╭──

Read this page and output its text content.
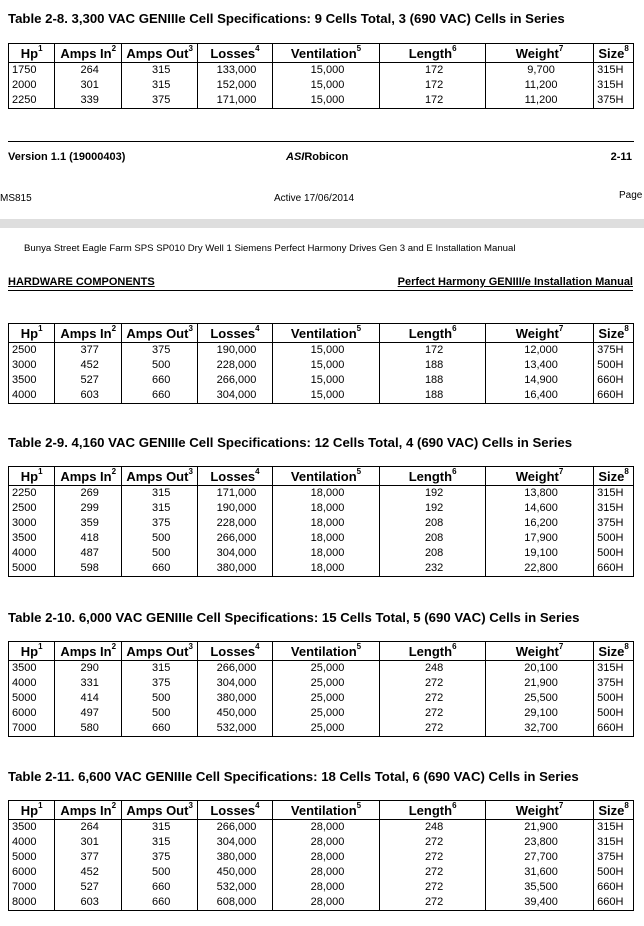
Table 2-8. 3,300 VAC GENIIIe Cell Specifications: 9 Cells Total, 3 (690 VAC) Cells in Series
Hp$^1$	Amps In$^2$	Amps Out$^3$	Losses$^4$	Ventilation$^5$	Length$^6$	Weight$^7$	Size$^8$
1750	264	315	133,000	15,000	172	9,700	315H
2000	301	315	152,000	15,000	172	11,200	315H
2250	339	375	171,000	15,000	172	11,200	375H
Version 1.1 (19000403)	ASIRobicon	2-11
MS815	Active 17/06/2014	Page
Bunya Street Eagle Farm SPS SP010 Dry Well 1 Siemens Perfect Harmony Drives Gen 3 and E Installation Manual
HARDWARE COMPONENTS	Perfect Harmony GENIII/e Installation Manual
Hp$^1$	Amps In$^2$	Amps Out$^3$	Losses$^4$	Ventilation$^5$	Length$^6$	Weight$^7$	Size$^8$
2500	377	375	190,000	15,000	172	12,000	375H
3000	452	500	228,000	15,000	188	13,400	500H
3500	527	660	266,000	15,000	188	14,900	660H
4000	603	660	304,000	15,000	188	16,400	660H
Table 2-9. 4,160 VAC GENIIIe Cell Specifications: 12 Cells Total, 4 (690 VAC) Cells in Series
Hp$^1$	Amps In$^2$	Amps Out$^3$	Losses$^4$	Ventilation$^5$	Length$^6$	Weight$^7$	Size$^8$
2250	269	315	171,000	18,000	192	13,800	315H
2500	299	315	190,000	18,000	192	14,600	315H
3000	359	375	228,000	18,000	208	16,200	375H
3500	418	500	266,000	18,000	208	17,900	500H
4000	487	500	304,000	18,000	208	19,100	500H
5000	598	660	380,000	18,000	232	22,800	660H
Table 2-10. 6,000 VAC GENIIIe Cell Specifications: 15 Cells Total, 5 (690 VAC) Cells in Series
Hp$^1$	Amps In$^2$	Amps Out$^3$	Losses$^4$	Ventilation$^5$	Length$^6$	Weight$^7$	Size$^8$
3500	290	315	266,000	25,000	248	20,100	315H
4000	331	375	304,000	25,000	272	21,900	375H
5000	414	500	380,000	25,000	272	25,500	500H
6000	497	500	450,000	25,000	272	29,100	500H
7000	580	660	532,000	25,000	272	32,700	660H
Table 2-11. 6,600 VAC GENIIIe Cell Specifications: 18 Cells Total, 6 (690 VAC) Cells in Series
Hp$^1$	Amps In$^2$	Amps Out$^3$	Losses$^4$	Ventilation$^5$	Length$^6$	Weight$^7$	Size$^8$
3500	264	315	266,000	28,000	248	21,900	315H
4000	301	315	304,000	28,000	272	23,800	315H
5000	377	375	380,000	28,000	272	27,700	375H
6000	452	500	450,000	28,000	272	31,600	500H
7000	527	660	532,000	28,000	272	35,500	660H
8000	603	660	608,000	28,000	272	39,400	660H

╰──
╭──

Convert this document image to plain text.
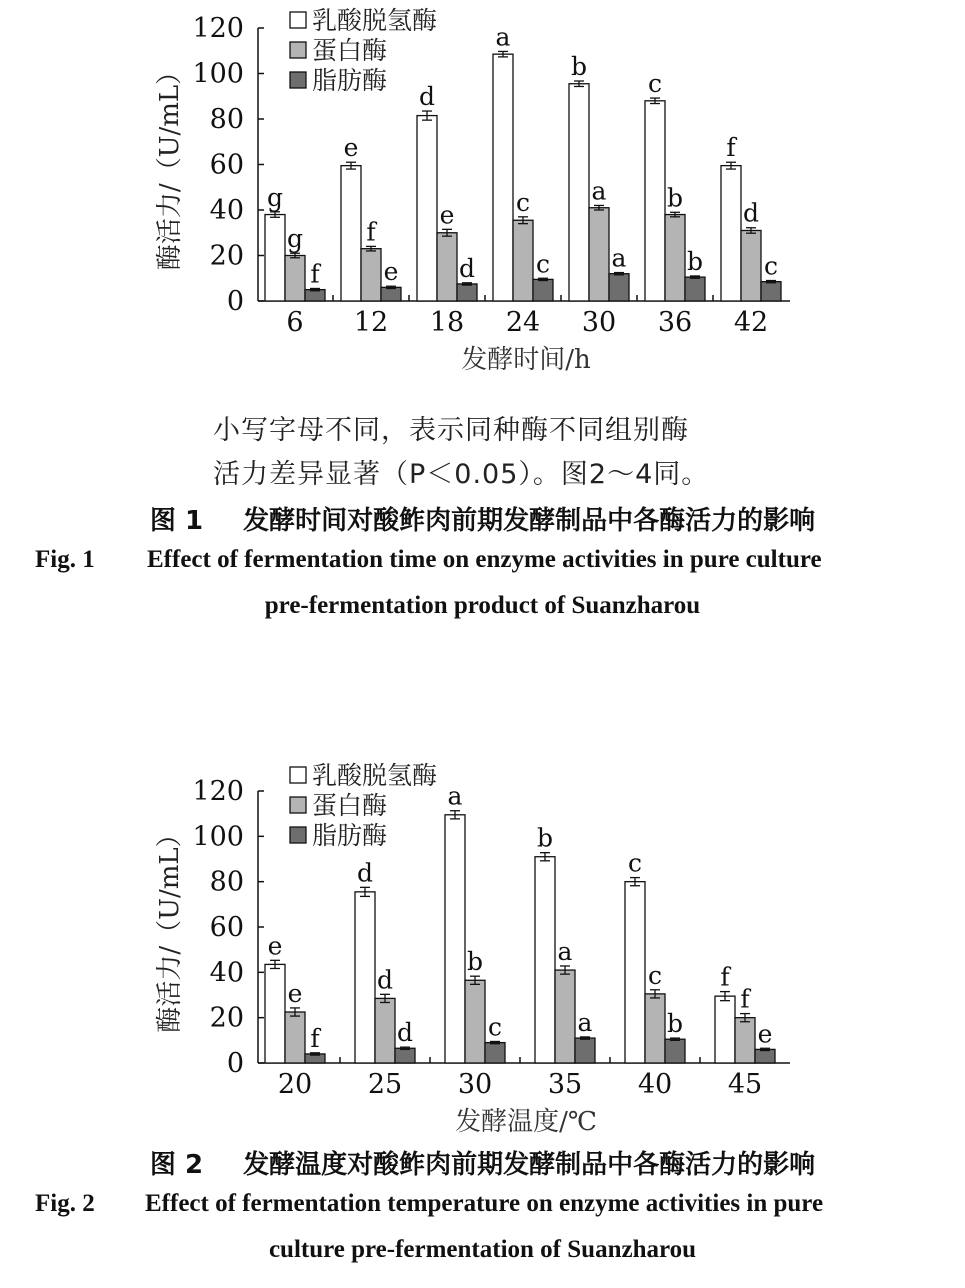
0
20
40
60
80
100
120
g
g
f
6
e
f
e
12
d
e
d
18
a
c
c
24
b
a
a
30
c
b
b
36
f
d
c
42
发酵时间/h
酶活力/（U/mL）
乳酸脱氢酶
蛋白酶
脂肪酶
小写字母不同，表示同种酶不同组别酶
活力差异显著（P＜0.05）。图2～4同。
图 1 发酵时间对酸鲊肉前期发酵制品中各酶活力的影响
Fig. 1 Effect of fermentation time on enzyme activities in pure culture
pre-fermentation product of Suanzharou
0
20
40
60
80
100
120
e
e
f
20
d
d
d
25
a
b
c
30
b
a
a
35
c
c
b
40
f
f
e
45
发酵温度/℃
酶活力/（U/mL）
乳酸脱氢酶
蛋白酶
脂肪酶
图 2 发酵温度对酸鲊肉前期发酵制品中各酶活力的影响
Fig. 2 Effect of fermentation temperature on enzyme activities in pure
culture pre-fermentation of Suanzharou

╰──

→ **Required work**
Filter the entries down to the lines containing "pure". Copy each of those lines.

→ **Answer to this exercise**
Fig. 1 Effect of fermentation time on enzyme activities in pure culture
Fig. 2 Effect of fermentation temperature on enzyme activities in pure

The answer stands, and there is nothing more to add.